→ **Instructions to follow**
In the entries that follow, how many lines hold the string "this"? Give only that number.
==*==
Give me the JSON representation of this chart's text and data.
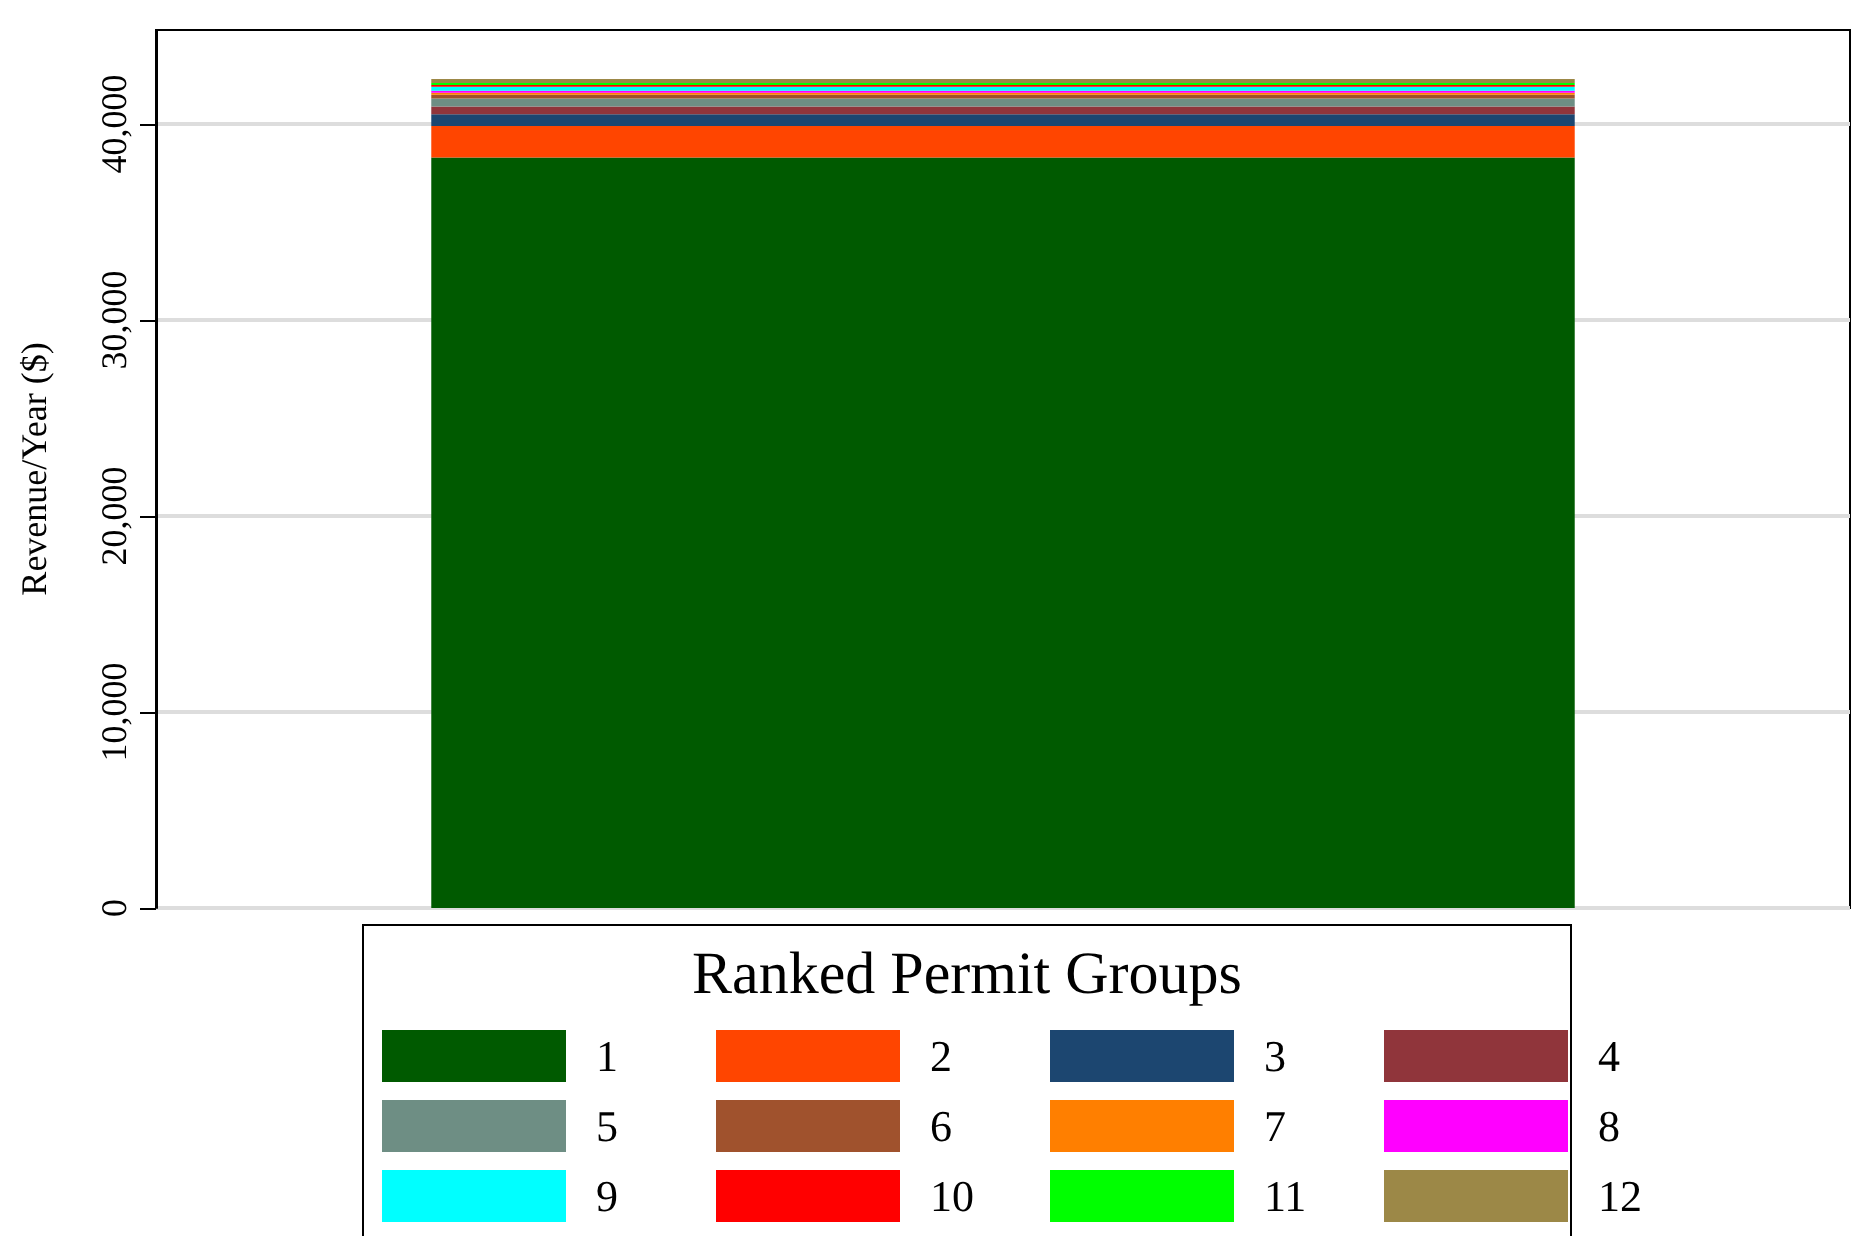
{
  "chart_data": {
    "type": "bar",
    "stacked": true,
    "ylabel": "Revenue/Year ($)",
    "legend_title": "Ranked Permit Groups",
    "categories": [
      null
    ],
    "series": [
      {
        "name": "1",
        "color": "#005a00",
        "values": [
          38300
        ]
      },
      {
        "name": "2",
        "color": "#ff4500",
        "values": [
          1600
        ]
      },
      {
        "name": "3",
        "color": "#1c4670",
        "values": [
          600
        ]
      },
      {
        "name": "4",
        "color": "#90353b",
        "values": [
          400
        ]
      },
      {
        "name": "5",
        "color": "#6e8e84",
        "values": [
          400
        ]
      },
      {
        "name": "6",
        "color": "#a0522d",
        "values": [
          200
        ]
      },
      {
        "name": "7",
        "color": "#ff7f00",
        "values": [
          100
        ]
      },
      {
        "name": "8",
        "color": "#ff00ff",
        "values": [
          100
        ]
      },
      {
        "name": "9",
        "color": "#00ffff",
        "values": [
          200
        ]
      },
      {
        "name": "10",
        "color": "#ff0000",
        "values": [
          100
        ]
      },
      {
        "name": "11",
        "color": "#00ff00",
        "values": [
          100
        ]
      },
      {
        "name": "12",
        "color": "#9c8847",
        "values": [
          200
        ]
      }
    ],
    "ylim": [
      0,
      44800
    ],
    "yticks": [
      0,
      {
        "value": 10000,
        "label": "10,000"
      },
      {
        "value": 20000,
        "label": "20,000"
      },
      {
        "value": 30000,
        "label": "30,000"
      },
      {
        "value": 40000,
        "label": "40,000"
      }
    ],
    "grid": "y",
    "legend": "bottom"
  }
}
==*==
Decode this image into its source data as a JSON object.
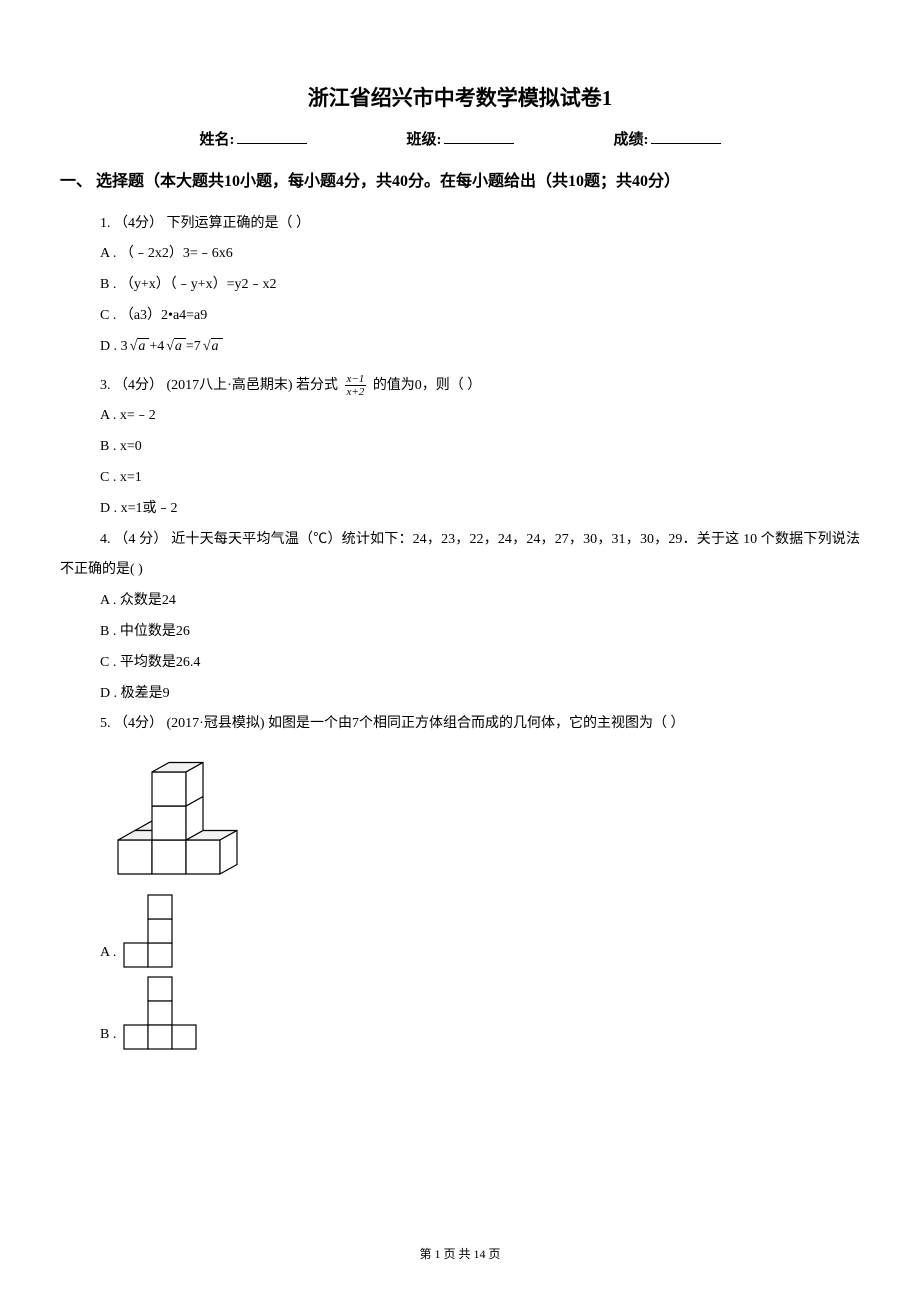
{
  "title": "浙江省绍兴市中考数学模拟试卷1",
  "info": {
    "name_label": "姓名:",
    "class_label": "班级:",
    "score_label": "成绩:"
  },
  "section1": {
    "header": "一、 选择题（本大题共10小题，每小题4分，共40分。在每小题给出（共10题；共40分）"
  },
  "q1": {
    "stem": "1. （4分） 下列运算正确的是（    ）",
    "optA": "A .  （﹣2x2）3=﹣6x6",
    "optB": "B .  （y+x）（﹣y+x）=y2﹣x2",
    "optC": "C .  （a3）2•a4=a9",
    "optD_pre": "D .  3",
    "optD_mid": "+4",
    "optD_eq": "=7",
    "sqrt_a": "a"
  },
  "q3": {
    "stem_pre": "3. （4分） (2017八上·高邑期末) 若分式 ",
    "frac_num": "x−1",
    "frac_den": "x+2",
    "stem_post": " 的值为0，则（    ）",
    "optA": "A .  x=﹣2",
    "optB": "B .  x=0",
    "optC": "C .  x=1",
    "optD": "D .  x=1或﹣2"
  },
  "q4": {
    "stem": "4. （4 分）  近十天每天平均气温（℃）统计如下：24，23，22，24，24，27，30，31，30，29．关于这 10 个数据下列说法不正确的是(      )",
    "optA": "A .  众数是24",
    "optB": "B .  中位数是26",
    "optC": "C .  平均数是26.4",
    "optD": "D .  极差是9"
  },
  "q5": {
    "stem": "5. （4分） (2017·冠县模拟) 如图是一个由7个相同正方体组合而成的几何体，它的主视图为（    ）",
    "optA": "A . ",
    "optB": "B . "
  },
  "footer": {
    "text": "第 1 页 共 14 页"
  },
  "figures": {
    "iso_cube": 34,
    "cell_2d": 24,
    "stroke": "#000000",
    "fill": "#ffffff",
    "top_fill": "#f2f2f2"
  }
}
==*==
→ **Worked solution**
2